Gather each line in the entries that includes the string "name".

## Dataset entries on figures

* * * *

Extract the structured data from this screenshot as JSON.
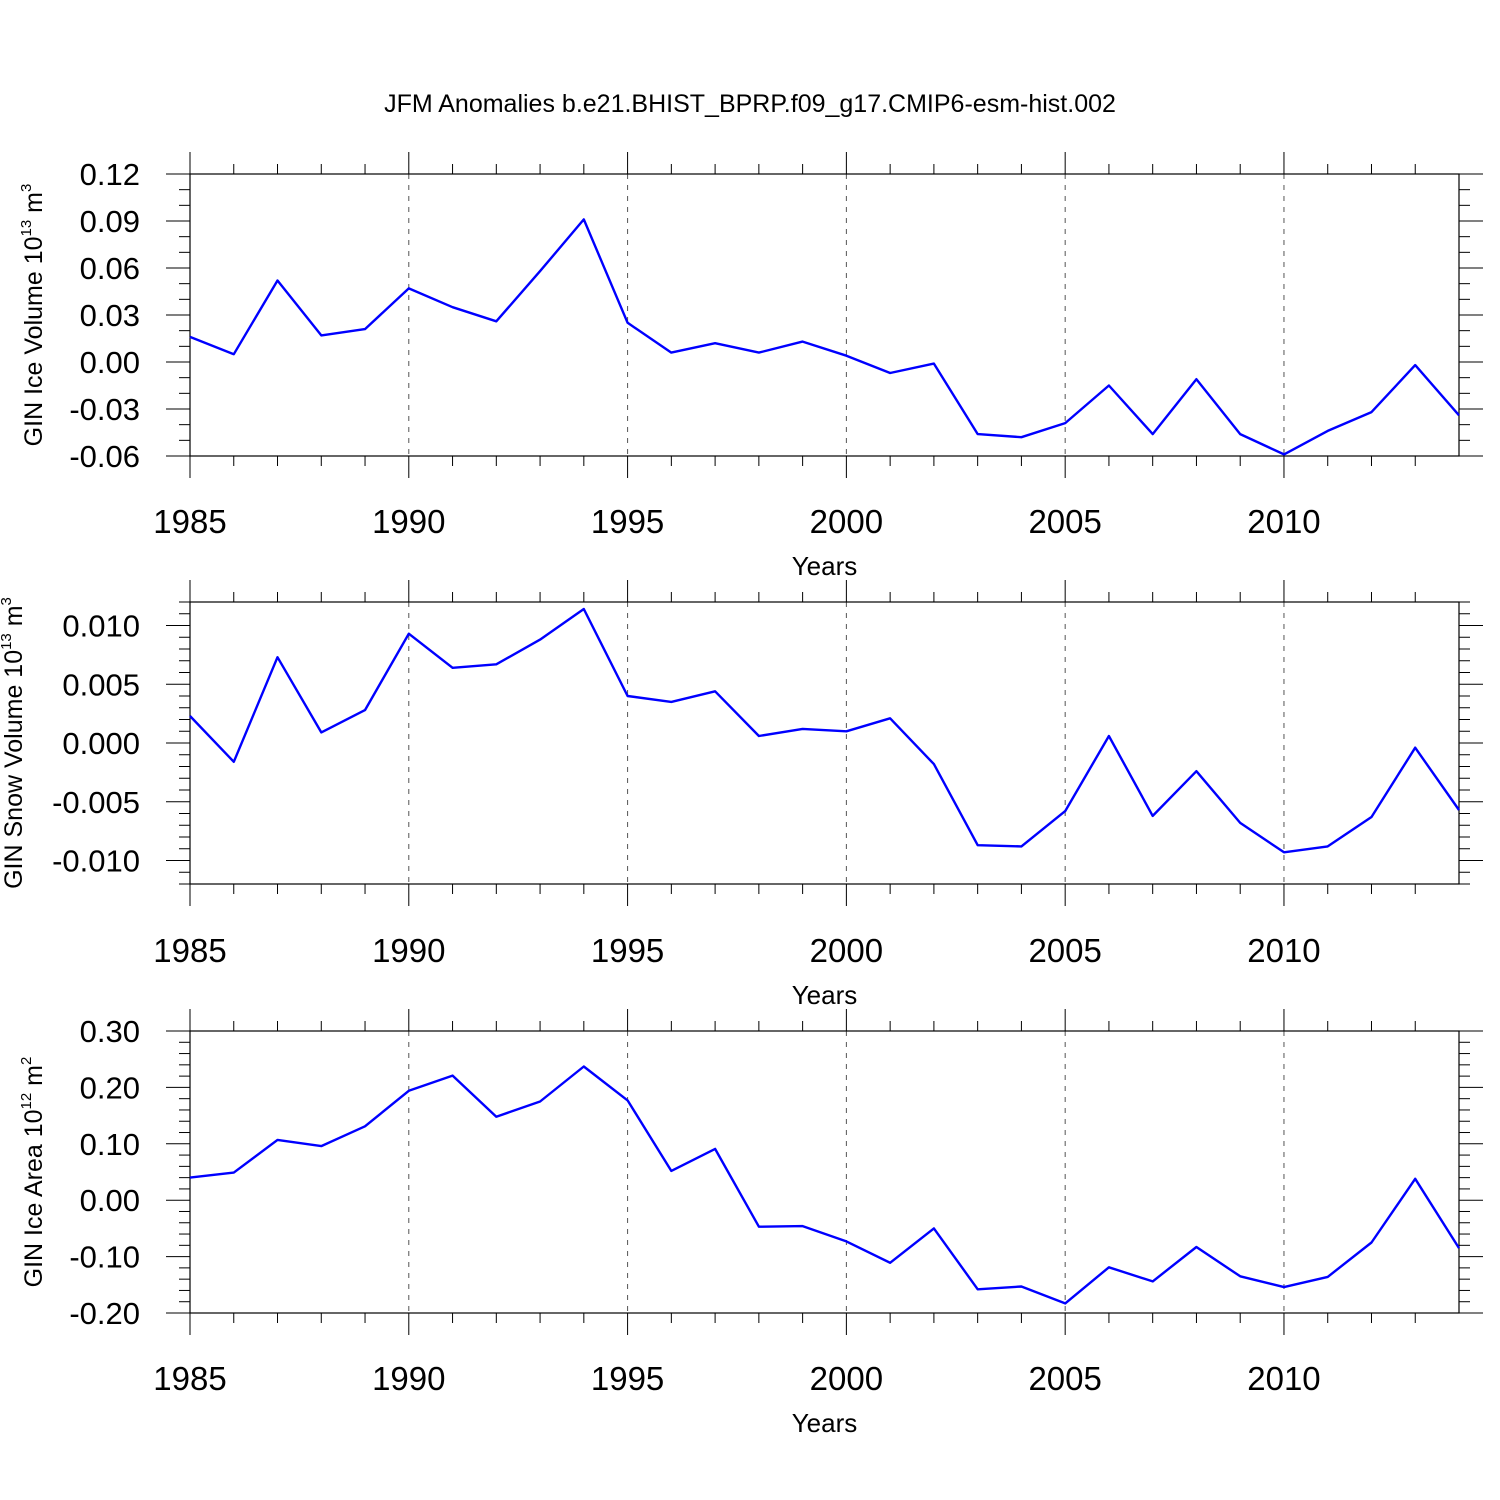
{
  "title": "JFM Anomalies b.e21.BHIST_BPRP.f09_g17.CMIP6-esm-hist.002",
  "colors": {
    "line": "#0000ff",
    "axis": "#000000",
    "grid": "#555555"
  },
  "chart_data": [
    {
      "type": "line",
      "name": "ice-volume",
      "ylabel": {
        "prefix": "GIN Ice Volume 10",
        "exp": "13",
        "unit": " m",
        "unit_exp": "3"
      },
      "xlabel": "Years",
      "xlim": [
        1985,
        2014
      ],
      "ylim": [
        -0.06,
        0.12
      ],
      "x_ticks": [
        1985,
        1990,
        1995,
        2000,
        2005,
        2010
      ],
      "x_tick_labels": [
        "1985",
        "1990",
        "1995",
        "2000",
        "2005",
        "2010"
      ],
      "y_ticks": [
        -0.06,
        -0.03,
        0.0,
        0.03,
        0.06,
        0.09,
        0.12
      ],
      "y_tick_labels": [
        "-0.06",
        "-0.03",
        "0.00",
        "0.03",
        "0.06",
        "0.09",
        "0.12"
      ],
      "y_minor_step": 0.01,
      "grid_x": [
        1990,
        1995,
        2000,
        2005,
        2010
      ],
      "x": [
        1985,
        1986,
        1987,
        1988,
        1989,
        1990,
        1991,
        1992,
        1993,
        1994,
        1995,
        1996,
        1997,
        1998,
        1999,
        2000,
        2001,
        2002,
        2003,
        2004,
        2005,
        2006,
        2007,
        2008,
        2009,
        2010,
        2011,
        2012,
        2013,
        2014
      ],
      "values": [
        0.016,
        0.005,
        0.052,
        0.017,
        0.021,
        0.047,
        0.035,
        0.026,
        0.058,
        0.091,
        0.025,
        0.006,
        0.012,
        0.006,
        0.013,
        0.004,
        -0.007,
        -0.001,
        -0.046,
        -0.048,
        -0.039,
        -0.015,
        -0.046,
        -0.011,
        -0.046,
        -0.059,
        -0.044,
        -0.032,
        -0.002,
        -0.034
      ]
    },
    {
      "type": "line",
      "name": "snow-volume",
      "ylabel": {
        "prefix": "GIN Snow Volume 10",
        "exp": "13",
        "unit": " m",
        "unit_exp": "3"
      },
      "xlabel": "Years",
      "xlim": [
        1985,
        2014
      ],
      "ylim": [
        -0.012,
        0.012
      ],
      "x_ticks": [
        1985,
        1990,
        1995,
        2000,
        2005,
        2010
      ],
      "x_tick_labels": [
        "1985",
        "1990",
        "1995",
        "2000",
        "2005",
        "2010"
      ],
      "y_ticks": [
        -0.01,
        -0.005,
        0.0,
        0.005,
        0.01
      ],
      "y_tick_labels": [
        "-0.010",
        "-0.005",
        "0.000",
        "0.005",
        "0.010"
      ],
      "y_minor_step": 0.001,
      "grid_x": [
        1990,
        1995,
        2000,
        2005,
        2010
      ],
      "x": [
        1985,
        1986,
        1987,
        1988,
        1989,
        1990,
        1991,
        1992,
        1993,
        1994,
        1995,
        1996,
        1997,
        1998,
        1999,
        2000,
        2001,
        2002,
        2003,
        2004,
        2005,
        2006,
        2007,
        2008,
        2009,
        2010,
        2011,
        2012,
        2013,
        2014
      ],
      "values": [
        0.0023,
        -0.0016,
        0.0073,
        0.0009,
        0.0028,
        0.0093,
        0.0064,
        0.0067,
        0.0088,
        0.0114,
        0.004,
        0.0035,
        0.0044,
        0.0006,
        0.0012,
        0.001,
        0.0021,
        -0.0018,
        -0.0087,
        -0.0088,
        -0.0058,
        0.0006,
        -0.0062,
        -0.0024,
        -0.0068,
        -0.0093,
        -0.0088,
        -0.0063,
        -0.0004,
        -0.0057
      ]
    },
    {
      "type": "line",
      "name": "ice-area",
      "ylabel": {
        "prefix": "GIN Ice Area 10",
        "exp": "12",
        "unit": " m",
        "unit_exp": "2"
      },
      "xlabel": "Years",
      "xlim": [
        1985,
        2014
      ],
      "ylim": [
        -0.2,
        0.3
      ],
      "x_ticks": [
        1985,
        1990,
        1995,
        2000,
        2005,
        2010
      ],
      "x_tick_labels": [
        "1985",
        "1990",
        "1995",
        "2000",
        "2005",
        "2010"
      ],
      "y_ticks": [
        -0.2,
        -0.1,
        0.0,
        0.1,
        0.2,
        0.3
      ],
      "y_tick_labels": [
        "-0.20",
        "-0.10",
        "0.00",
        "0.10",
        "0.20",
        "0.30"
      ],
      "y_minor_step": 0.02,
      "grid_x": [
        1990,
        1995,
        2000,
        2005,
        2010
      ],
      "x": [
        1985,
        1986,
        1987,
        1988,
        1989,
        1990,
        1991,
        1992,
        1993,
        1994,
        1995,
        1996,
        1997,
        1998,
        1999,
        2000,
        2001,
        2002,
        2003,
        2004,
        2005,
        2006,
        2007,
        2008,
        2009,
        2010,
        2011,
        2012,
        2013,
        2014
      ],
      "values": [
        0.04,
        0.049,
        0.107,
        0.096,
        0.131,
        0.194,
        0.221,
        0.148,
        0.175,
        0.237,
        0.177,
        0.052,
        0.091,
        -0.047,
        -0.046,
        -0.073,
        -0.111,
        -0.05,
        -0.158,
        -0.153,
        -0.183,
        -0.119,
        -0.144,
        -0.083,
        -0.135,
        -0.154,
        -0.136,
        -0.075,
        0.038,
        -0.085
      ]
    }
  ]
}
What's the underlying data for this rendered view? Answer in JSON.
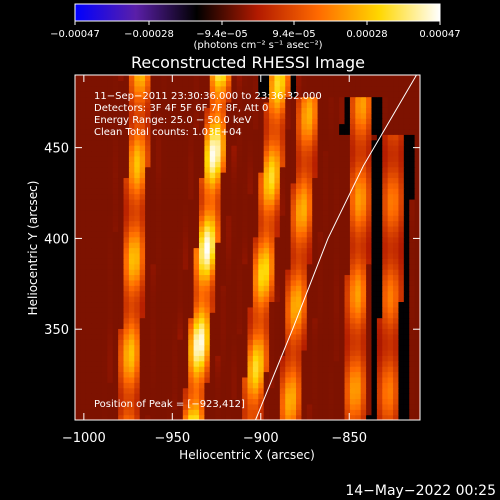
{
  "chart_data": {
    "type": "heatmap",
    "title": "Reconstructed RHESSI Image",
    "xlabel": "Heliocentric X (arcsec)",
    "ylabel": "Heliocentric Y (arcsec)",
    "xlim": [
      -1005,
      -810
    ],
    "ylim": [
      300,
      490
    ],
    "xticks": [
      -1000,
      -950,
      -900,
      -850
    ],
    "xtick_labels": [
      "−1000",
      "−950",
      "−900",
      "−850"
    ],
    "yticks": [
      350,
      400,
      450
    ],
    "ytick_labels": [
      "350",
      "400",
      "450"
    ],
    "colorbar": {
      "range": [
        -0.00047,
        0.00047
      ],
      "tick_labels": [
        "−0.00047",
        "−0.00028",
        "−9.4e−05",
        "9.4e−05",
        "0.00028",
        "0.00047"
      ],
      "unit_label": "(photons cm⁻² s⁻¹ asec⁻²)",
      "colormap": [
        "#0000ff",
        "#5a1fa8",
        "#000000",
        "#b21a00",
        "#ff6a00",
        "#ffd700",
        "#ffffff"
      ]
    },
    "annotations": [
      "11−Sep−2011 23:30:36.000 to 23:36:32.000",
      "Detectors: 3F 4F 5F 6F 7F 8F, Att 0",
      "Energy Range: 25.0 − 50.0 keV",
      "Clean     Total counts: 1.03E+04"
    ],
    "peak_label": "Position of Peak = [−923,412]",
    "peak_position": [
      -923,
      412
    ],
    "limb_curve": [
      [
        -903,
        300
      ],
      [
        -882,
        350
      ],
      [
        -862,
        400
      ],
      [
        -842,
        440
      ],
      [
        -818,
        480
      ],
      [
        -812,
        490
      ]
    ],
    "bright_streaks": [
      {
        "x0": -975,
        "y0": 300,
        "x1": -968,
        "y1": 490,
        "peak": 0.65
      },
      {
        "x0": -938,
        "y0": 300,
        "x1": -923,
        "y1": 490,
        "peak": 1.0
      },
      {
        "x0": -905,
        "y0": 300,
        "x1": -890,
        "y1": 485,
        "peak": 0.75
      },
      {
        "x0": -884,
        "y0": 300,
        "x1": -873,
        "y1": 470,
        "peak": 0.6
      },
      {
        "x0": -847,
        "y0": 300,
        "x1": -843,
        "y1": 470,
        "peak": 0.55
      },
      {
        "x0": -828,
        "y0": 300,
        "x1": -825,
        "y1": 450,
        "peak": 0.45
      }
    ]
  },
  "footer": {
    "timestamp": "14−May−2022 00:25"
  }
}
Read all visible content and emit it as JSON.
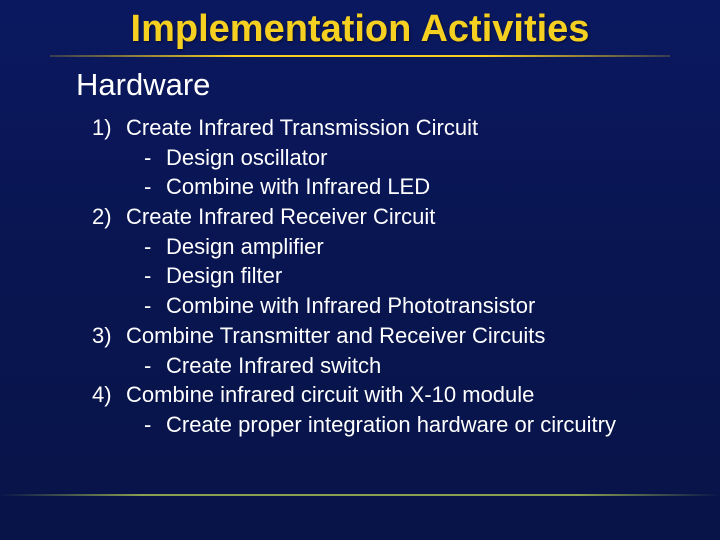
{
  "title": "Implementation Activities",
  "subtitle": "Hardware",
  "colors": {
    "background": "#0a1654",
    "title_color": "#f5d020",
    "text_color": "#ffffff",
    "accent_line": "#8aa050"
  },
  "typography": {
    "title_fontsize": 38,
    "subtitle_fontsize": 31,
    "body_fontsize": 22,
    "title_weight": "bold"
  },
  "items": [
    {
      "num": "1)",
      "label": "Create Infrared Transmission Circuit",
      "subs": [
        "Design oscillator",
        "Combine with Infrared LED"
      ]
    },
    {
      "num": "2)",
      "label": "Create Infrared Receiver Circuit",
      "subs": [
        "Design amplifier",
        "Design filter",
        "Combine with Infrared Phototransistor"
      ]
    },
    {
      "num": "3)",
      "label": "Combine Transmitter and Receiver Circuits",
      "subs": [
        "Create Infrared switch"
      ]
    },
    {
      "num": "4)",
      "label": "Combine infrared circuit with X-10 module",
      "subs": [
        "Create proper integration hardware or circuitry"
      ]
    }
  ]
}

* * * *

## SOLVED EXERCISE
      "name": "ice-volume",
      "name": "snow-volume",
      "name": "ice-area",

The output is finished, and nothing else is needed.